[Record set start]

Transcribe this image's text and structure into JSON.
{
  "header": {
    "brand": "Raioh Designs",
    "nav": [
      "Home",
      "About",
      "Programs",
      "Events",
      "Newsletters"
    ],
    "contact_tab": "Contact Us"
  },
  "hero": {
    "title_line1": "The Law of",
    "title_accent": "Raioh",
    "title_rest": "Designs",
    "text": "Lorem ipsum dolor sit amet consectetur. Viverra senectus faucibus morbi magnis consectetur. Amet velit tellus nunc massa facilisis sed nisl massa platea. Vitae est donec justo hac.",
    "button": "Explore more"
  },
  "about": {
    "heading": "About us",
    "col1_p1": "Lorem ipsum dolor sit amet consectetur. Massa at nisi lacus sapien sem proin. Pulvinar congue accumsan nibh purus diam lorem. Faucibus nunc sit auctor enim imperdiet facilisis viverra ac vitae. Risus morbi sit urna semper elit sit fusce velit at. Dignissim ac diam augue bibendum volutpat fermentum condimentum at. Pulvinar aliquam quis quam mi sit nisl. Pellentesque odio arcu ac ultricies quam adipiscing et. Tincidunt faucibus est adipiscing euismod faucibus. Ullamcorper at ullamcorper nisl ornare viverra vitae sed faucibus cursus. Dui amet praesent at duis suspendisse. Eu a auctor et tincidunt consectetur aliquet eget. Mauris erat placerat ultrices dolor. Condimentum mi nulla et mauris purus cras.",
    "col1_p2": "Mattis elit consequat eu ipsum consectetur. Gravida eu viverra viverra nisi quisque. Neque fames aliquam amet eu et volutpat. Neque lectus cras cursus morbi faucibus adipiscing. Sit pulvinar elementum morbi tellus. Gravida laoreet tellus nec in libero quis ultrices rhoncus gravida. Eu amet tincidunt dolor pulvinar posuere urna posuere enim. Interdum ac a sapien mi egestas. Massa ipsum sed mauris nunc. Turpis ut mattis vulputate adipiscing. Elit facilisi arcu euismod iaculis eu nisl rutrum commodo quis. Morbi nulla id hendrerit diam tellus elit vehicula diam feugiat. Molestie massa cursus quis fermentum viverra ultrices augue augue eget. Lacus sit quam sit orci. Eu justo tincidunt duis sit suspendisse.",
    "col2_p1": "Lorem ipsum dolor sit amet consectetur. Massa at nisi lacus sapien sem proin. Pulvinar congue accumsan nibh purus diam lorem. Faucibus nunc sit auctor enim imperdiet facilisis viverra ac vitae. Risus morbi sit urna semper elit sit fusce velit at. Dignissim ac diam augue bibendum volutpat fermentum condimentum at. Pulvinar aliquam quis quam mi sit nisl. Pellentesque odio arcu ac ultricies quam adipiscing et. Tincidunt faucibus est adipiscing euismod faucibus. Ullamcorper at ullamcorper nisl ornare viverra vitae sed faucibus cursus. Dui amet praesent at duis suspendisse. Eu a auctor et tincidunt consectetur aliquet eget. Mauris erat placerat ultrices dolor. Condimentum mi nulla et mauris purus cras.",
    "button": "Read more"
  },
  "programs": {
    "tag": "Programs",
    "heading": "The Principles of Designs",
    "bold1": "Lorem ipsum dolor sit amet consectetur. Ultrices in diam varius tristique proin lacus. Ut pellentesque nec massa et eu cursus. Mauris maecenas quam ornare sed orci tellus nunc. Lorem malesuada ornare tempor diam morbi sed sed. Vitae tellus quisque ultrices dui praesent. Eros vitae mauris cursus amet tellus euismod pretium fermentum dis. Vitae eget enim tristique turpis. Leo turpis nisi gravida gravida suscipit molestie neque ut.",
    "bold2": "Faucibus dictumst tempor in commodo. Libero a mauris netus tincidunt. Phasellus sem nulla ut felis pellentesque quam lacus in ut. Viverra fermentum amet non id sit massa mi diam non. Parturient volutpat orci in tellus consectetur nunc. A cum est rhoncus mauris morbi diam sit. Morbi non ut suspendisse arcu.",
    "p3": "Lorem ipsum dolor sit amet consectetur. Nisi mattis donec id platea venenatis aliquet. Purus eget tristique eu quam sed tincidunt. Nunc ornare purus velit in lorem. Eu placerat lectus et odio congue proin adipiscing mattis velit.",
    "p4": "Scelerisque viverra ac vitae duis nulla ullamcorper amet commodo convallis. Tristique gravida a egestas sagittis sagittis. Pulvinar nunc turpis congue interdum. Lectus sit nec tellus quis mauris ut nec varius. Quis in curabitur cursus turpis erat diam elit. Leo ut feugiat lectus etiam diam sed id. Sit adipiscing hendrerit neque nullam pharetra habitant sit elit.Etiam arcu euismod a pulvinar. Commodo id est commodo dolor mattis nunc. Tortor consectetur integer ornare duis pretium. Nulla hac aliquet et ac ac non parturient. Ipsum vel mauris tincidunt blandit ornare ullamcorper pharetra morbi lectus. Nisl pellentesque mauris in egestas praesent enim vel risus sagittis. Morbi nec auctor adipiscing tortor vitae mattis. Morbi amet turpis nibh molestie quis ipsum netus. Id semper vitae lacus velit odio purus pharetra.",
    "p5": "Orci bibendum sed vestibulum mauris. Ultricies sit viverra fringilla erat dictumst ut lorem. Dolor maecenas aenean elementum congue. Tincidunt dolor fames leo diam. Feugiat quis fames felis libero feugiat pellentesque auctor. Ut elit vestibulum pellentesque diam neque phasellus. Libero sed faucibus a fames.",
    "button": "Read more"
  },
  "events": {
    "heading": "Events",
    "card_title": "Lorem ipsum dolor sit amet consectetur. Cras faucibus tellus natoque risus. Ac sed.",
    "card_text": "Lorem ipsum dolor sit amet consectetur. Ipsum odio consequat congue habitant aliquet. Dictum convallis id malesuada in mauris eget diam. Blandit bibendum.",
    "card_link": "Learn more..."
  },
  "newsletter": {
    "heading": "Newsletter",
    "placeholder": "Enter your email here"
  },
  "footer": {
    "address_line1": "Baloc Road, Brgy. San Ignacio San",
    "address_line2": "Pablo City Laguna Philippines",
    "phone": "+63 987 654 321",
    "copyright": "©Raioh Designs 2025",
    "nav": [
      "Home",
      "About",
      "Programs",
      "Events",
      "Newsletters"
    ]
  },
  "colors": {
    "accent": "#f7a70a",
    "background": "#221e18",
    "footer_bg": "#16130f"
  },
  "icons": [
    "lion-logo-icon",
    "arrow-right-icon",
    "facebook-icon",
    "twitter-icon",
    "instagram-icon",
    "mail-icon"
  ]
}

[Record set end]

Problem = Copy every line of the material in which the word "feugiat" occurs.

Response to the exercise =
    "col1_p2": "Mattis elit consequat eu ipsum consectetur. Gravida eu viverra viverra nisi quisque. Neque fames aliquam amet eu et volutpat. Neque lectus cras cursus morbi faucibus adipiscing. Sit pulvinar elementum morbi tellus. Gravida laoreet tellus nec in libero quis ultrices rhoncus gravida. Eu amet tincidunt dolor pulvinar posuere urna posuere enim. Interdum ac a sapien mi egestas. Massa ipsum sed mauris nunc. Turpis ut mattis vulputate adipiscing. Elit facilisi arcu euismod iaculis eu nisl rutrum commodo quis. Morbi nulla id hendrerit diam tellus elit vehicula diam feugiat. Molestie massa cursus quis fermentum viverra ultrices augue augue eget. Lacus sit quam sit orci. Eu justo tincidunt duis sit suspendisse.",
    "p4": "Scelerisque viverra ac vitae duis nulla ullamcorper amet commodo convallis. Tristique gravida a egestas sagittis sagittis. Pulvinar nunc turpis congue interdum. Lectus sit nec tellus quis mauris ut nec varius. Quis in curabitur cursus turpis erat diam elit. Leo ut feugiat lectus etiam diam sed id. Sit adipiscing hendrerit neque nullam pharetra habitant sit elit.Etiam arcu euismod a pulvinar. Commodo id est commodo dolor mattis nunc. Tortor consectetur integer ornare duis pretium. Nulla hac aliquet et ac ac non parturient. Ipsum vel mauris tincidunt blandit ornare ullamcorper pharetra morbi lectus. Nisl pellentesque mauris in egestas praesent enim vel risus sagittis. Morbi nec auctor adipiscing tortor vitae mattis. Morbi amet turpis nibh molestie quis ipsum netus. Id semper vitae lacus velit odio purus pharetra.",
    "p5": "Orci bibendum sed vestibulum mauris. Ultricies sit viverra fringilla erat dictumst ut lorem. Dolor maecenas aenean elementum congue. Tincidunt dolor fames leo diam. Feugiat quis fames felis libero feugiat pellentesque auctor. Ut elit vestibulum pellentesque diam neque phasellus. Libero sed faucibus a fames.",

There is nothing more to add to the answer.